### KUTIPAN TEKS
---------------
Baca berita tanpa iklan. Gabung Kompas.com+

Biografi Gus Miek, Ulama yang Memiliki Karomah Wali

Kompas.com - 20/12/2021, 13:00 WIB
Lukman Hadi Subroto,
Widya Lestari Ningsih

Tim Redaksi

KOMPAS.com - Gus Miek atau Hamim Tohari Djazuli adalah seorang pendiri amalan dzikir Jamaah Mujahadah Lailiyah, Dzikrul Ghofilin, dan Sema'an Jantiko Mantab.

Terlahir sebagai putra pendiri pesantren, ia justru menghabiskan sebagian besar hidupnya di luar tembok pesantren untuk mengamalkan ilmunya dan berdakwah.

Gus Miek juga diyakini sebagai wali atau kekasih Allah karena memiliki banyak karomah atau kelebihan yang sulit dijangkau akal.

Baca juga: Datuk ri Bandang, Tokoh Penyebar Islam di Indonesia Timur

Masa kecil dan pendidikan

Gus Miek lahir di Kediri pada 17 Agustus 1940 dari pasangan KH. Ahmad Djazuli Usman, yang merupakan pengasuh Pondok Pesantren Al-Falah di Ploso, Kediri, dan Nyai Rodliyah.

Sejak kecil, ia memiliki suara yang merdu dan fasih saat membaca Alquran. Di sisi lain, ia dikenal sebagai anak yang pendiam dan suka menyendiri.
---------------
### Daftar Data

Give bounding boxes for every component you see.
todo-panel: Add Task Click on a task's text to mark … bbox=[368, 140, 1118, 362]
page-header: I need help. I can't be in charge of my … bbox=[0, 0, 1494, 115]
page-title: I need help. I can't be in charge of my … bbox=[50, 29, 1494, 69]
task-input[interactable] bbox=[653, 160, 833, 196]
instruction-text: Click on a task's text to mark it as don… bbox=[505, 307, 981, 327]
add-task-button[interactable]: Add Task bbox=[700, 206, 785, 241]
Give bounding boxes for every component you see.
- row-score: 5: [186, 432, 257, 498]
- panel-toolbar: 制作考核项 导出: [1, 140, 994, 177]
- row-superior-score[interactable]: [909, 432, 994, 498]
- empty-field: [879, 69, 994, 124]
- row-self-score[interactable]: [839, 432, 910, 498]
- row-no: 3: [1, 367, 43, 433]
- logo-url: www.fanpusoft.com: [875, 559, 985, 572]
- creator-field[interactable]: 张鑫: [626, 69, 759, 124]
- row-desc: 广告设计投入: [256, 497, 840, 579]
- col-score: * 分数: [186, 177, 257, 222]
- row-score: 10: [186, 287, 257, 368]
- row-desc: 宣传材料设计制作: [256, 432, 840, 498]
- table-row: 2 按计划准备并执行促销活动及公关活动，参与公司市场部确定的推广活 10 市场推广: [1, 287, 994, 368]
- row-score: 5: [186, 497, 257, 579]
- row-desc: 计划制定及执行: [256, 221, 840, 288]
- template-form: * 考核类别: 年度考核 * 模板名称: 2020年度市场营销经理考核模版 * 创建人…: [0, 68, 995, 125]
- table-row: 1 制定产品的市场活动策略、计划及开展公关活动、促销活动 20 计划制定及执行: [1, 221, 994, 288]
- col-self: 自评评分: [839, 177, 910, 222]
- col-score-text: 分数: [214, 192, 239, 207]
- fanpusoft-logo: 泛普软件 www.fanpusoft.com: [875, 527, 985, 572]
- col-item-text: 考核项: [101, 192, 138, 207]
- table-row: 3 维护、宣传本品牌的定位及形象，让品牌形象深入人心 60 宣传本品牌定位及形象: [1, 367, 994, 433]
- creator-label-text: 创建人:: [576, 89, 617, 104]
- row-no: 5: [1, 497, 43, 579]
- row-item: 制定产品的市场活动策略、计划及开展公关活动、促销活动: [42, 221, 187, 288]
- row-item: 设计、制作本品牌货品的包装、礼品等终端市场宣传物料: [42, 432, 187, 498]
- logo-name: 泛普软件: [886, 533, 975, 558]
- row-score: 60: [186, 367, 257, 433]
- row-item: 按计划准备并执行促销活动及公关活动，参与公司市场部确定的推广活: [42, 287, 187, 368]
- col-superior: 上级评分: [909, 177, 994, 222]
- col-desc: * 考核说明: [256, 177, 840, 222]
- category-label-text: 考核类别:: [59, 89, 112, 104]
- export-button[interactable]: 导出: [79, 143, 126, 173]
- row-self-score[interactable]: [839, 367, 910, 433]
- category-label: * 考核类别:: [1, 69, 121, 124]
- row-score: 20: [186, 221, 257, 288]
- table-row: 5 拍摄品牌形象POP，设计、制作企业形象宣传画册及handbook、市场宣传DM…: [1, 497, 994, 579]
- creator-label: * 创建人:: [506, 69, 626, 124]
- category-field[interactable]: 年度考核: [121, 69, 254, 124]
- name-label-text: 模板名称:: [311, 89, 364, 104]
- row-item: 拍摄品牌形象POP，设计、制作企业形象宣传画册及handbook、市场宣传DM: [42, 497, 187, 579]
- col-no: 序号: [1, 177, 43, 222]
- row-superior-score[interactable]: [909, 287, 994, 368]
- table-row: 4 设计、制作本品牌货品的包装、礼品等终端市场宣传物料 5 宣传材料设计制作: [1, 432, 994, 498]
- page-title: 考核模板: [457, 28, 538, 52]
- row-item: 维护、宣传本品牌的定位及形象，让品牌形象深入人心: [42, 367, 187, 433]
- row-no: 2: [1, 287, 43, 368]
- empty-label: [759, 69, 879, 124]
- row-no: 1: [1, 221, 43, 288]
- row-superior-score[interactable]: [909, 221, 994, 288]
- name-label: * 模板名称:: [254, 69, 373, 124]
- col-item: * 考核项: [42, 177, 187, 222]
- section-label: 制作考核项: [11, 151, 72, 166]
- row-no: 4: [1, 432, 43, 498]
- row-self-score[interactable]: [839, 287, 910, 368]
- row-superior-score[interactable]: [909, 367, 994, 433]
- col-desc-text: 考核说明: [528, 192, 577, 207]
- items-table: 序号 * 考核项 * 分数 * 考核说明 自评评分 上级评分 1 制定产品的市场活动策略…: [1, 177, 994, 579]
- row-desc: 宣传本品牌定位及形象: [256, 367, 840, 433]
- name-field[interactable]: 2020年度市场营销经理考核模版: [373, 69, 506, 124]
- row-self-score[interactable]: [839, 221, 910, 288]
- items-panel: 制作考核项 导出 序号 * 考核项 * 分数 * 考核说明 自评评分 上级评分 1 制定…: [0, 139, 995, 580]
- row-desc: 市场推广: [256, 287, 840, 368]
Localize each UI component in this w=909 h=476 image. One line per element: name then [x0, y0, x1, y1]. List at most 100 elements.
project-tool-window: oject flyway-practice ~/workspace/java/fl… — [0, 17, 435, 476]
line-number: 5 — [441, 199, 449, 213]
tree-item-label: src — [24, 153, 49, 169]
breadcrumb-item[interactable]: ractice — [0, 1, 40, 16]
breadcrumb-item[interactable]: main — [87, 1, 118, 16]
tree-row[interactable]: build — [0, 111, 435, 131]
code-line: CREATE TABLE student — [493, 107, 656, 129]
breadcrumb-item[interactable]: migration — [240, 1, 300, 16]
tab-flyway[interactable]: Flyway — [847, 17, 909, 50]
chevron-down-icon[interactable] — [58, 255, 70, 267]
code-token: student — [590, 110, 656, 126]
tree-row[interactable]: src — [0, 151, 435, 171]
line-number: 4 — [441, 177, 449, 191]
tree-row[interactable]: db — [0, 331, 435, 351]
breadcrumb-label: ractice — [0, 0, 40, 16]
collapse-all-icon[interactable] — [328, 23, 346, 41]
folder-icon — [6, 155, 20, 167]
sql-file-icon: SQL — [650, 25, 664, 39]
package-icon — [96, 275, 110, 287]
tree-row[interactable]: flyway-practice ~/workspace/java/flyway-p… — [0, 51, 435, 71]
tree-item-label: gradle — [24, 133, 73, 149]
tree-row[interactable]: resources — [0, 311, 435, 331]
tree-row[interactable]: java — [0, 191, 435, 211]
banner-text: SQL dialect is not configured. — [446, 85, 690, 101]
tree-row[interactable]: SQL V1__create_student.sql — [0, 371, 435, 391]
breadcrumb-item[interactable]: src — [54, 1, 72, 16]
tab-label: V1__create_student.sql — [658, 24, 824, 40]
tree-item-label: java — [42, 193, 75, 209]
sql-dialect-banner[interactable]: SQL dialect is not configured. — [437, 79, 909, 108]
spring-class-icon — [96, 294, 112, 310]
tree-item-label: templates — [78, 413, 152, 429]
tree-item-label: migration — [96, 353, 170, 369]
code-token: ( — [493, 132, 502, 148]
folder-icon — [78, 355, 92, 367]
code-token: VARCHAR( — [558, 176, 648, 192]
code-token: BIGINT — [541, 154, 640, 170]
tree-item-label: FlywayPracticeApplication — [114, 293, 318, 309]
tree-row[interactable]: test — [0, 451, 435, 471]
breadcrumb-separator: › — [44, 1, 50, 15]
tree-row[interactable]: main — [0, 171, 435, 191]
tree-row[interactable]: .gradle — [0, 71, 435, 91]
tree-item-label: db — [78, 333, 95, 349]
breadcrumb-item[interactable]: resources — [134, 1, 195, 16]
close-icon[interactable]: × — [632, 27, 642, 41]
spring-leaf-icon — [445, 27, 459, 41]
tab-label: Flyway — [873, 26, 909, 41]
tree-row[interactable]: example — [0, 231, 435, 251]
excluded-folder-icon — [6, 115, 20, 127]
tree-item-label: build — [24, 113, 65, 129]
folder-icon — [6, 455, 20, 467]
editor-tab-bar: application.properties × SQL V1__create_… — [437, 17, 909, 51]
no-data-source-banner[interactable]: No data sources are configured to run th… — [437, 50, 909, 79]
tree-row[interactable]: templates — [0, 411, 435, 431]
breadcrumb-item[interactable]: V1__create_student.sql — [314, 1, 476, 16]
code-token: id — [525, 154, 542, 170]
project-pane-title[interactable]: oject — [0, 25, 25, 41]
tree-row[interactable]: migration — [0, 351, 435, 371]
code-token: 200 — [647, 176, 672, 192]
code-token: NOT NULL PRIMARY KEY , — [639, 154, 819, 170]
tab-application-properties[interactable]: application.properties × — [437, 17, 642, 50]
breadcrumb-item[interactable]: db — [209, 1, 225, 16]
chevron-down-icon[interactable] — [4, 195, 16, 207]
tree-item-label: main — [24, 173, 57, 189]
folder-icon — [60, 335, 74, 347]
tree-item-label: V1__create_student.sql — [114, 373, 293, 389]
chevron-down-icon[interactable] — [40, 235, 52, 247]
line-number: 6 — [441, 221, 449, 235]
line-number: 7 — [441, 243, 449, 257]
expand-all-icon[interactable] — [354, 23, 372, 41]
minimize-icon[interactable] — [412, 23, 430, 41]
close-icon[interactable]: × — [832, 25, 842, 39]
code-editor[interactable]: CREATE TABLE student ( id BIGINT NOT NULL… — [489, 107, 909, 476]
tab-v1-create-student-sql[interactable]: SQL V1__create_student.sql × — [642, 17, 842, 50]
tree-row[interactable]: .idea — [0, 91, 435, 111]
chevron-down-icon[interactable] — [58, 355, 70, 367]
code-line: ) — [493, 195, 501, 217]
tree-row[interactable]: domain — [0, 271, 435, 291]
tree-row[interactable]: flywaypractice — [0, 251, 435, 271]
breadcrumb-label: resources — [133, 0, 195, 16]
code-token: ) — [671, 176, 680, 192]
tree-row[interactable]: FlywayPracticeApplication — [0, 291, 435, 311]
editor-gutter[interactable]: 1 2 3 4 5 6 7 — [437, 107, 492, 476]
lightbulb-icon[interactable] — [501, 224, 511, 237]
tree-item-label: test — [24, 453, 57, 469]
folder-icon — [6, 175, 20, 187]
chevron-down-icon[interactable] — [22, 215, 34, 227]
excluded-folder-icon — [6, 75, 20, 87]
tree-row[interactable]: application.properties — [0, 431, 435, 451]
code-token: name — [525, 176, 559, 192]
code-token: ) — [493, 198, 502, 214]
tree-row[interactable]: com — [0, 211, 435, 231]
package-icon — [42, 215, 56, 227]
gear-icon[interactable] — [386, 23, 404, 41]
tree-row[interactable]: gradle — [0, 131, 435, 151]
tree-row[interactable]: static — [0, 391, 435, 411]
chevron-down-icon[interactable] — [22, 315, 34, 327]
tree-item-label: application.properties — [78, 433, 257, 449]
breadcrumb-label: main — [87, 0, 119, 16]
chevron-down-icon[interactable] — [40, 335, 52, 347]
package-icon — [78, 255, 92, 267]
---------------
### SOAL LATIHAN
1. Jawablah pertanyaan berikut berdasarkan kutipan teks tentang Gus Miek.
(a) Apa nama lain Gus Miek?
(b) Di kota mana dan pada tanggal berapa Gus Miek lahir?
(c) Pondok pesantren apa yang diasuh oleh ayahnya, KH. Ahmad Djazuli Usman?
2. Kembalikan baris-baris data dari baris pertama sampai dengan baris yang memuat "page-title: I need", tanpa perubahan apa pun.

### JAWABAN LATIHAN
1.
(a) Hamim Tohari Djazuli.
(b) Di Kediri, pada 17 Agustus 1940.
(c) Pondok Pesantren Al-Falah di Ploso, Kediri.

2.
Give bounding boxes for every component you see.
todo-panel: Add Task Click on a task's text to mark … bbox=[368, 140, 1118, 362]
page-header: I need help. I can't be in charge of my … bbox=[0, 0, 1494, 115]
page-title: I need help. I can't be in charge of my … bbox=[50, 29, 1494, 69]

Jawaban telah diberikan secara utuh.